**EXTRACTED MATERIAL**:
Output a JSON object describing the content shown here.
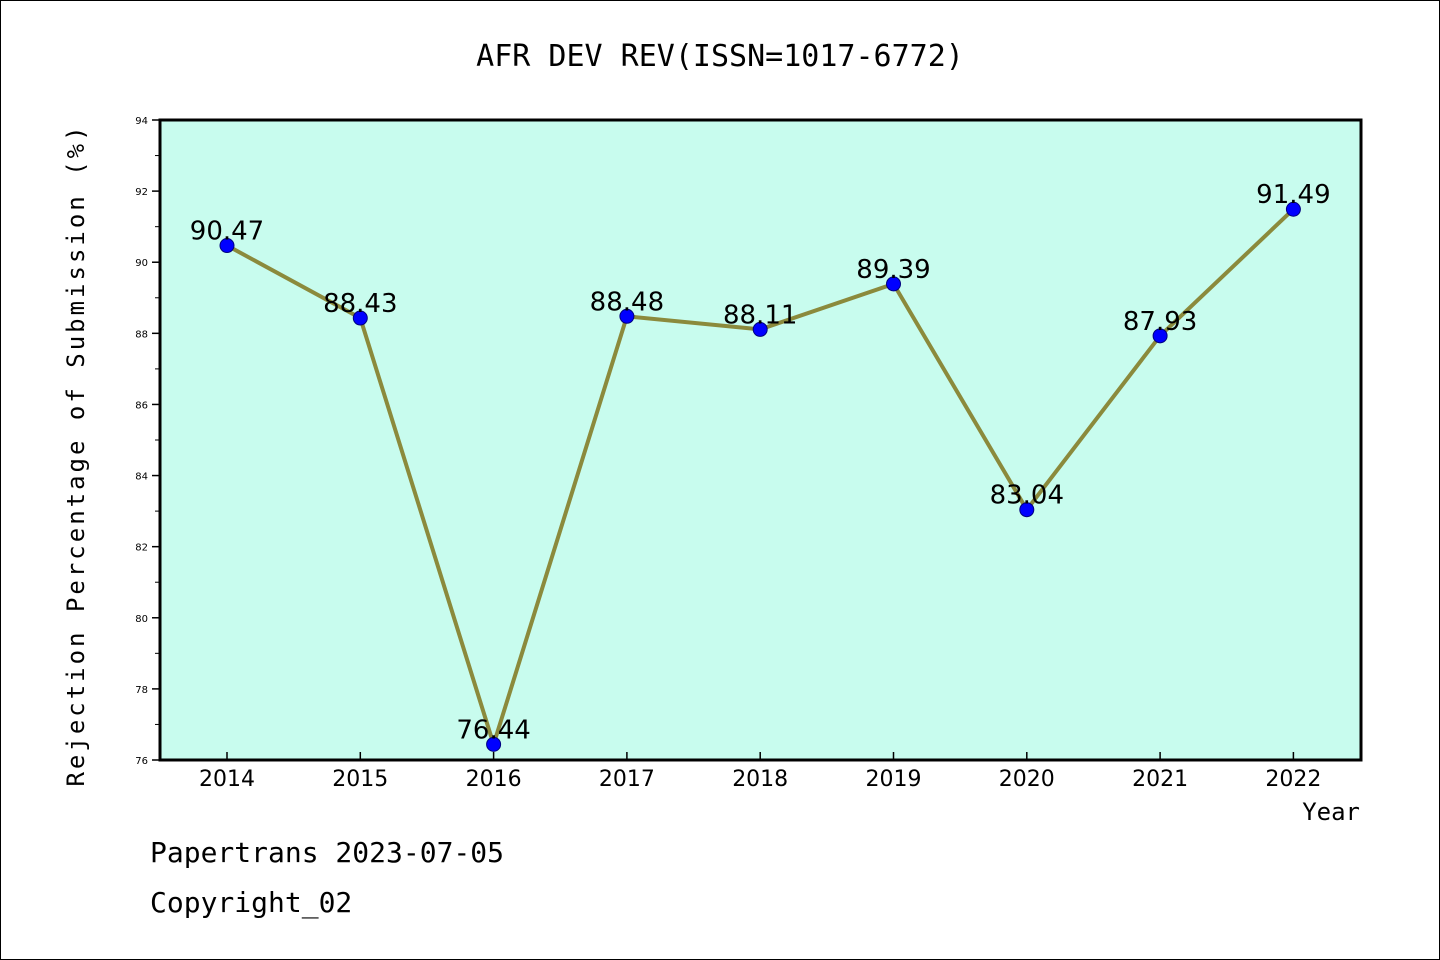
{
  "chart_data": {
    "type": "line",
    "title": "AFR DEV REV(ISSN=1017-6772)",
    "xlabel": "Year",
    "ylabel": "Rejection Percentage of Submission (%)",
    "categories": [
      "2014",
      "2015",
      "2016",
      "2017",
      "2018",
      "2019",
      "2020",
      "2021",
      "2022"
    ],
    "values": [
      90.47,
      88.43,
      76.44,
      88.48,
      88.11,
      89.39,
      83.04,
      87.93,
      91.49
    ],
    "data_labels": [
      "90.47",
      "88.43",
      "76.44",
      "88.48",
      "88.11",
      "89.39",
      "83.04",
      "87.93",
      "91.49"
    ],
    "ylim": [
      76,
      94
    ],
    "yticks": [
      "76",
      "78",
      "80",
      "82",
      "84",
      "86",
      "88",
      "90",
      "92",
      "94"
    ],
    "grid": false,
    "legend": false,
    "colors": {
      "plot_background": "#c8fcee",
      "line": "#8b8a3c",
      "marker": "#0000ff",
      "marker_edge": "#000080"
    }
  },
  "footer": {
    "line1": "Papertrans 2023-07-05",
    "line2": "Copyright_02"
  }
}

**WHAT YOU WILL DO**: Leave out the pictures and output the rest of the material exactly as written.

**TASK OUTPUT**:
Output a JSON object describing the content shown here.
{
  "chart_data": {
    "type": "line",
    "title": "AFR DEV REV(ISSN=1017-6772)",
    "xlabel": "Year",
    "ylabel": "Rejection Percentage of Submission (%)",
    "categories": [
      "2014",
      "2015",
      "2016",
      "2017",
      "2018",
      "2019",
      "2020",
      "2021",
      "2022"
    ],
    "values": [
      90.47,
      88.43,
      76.44,
      88.48,
      88.11,
      89.39,
      83.04,
      87.93,
      91.49
    ],
    "data_labels": [
      "90.47",
      "88.43",
      "76.44",
      "88.48",
      "88.11",
      "89.39",
      "83.04",
      "87.93",
      "91.49"
    ],
    "ylim": [
      76,
      94
    ],
    "yticks": [
      "76",
      "78",
      "80",
      "82",
      "84",
      "86",
      "88",
      "90",
      "92",
      "94"
    ],
    "grid": false,
    "legend": false,
    "colors": {
      "plot_background": "#c8fcee",
      "line": "#8b8a3c",
      "marker": "#0000ff",
      "marker_edge": "#000080"
    }
  },
  "footer": {
    "line1": "Papertrans 2023-07-05",
    "line2": "Copyright_02"
  }
}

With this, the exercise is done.